Talk:Zeon

From Wikipedia of the Dark Brotherhood, an online Star Wars Club

Quality Mk.II

As previous mentioned on your talk page, your article reads like a story. It is important that you remember that this isn't a piece of writing that is aiming to impress someone, it is a page detailing life events of your character in terms of facts. If you wish to expand on the facts, that is welcomed, but when the character article reads like a story, it isn't serving its purpose. Please refer to some of the past or current featured character articles. As pointed out below, you can start with taking out unnecessary information, especially dialogue.

I have also added this tag because of numerous grammatical and spelling errors on the page. Make sure you check the capitalization of certain words for examples.

Finally, I added an underlinked tag because after your first few paragraphs, the article just turns into a block of white text with no references or links to other pages, despite many opportunities to do so.

If you have any questions, feel free to ask on my talk page

Meleu Karthdo (talk) 10:47, 6 November 2014 (EST)

Available data —
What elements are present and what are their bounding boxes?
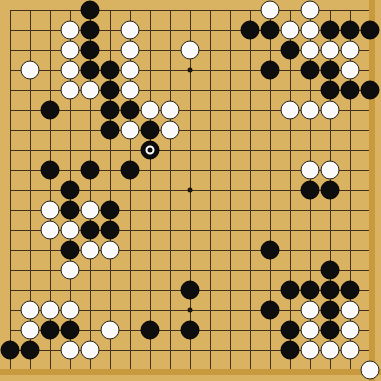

Set problem — Please quote everything in the Zeon talk page from "I have also" down to "words for examples.".

Exercise solution —
I have also added this tag because of numerous grammatical and spelling errors on the page. Make sure you check the capitalization of certain words for examples.